:: Objective ::
Spot every line with the word "Faks" and return it.

[start]

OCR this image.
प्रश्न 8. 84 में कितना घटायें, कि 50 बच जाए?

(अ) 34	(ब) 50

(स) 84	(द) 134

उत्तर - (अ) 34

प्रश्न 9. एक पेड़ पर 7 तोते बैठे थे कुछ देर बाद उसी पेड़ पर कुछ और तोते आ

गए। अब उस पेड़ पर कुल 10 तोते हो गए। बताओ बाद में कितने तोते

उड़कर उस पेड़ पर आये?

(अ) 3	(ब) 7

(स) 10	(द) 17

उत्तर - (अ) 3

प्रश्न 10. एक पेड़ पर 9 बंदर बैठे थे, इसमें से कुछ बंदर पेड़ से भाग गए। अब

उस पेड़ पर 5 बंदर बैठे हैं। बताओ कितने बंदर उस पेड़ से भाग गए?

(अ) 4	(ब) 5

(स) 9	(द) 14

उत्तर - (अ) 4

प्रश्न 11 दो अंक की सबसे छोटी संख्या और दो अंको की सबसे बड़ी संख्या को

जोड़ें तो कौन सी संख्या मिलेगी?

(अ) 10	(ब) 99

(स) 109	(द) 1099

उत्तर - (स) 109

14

[end]
[start]

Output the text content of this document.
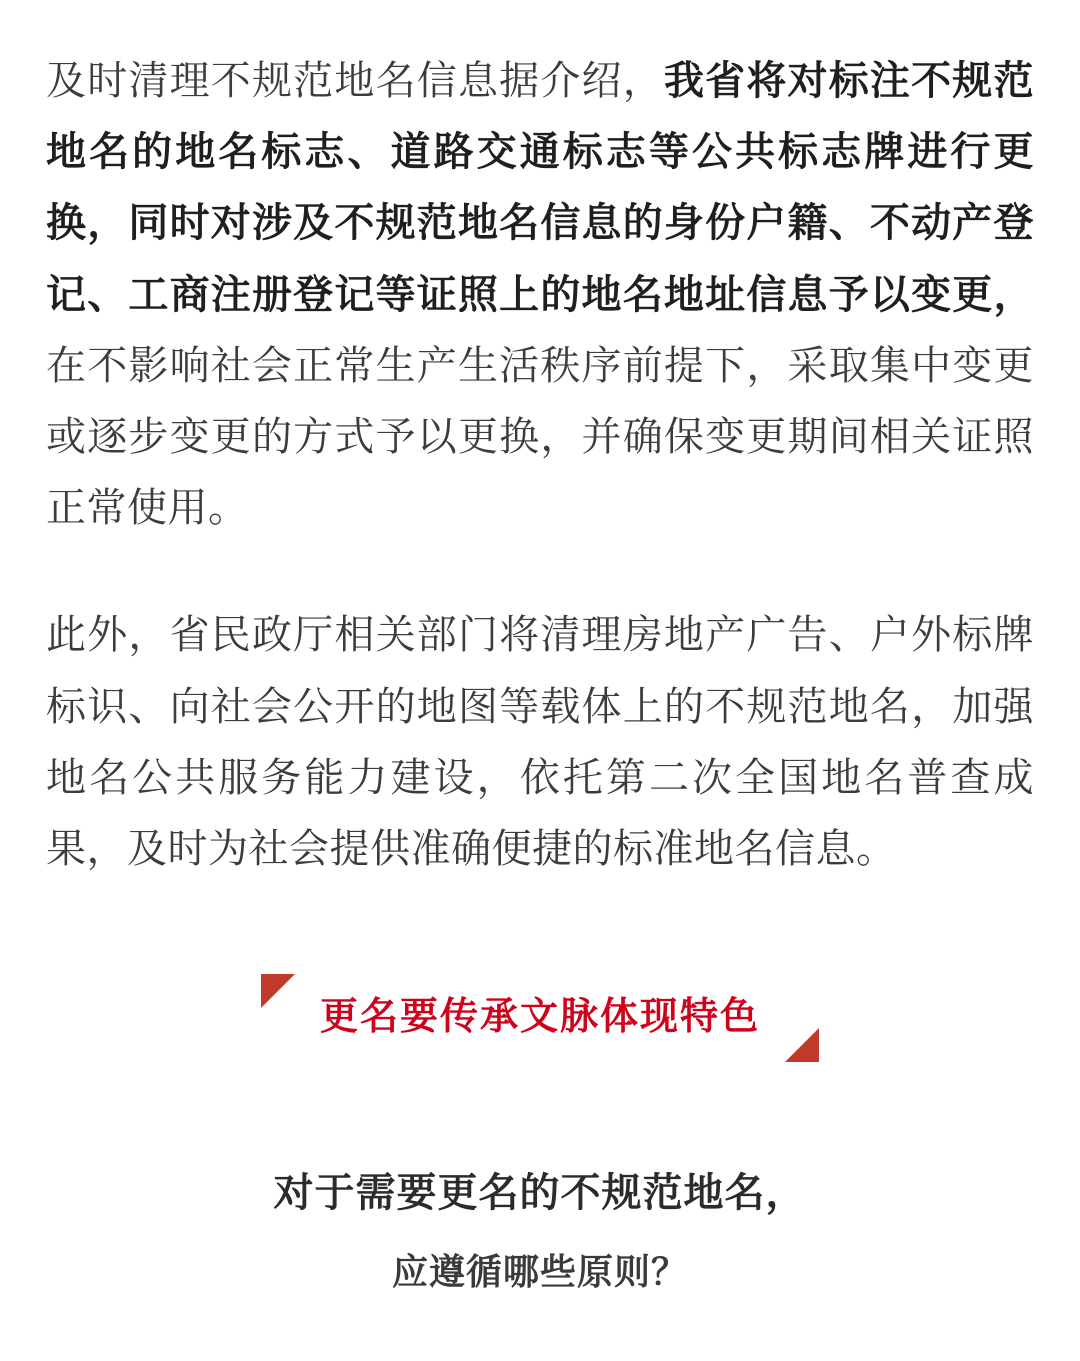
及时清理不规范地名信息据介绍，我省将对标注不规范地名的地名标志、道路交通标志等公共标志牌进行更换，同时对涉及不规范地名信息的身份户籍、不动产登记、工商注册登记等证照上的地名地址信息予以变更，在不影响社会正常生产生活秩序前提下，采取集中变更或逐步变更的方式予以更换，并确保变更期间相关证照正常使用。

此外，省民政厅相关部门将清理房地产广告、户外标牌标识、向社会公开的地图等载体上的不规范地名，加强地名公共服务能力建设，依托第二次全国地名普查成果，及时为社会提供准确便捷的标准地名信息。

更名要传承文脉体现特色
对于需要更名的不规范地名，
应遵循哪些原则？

[end]
[start]

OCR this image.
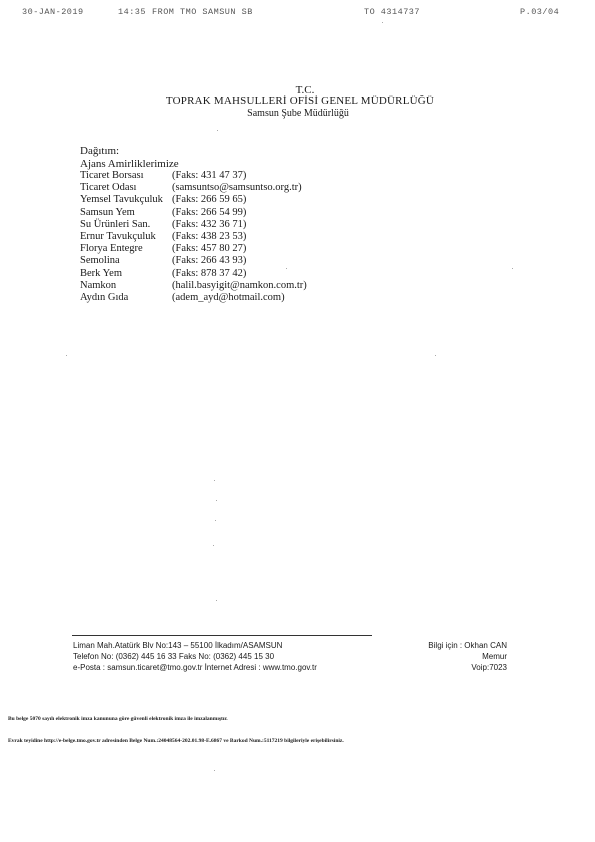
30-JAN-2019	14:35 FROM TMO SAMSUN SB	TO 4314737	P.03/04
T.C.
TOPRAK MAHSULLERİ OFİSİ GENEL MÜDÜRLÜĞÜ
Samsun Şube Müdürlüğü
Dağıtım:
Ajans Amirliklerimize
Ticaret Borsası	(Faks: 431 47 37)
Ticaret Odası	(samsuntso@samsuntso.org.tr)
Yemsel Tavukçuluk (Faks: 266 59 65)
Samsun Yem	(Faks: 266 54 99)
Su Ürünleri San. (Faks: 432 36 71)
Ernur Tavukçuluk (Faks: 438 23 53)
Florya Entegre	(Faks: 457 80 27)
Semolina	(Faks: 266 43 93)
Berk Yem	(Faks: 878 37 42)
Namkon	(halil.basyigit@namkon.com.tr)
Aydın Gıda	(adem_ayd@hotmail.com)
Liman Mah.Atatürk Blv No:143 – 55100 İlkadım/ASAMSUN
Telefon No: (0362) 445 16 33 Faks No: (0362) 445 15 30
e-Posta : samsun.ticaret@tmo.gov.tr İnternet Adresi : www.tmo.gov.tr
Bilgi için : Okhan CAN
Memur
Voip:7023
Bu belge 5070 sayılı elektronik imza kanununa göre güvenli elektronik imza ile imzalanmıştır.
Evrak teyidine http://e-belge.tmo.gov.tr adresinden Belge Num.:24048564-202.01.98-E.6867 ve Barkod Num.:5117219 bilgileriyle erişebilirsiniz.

[end]

:: Written reply ::
Ticaret Borsası	(Faks: 431 47 37)
Yemsel Tavukçuluk (Faks: 266 59 65)
Samsun Yem	(Faks: 266 54 99)
Su Ürünleri San. (Faks: 432 36 71)
Ernur Tavukçuluk (Faks: 438 23 53)
Florya Entegre	(Faks: 457 80 27)
Semolina	(Faks: 266 43 93)
Berk Yem	(Faks: 878 37 42)
Telefon No: (0362) 445 16 33 Faks No: (0362) 445 15 30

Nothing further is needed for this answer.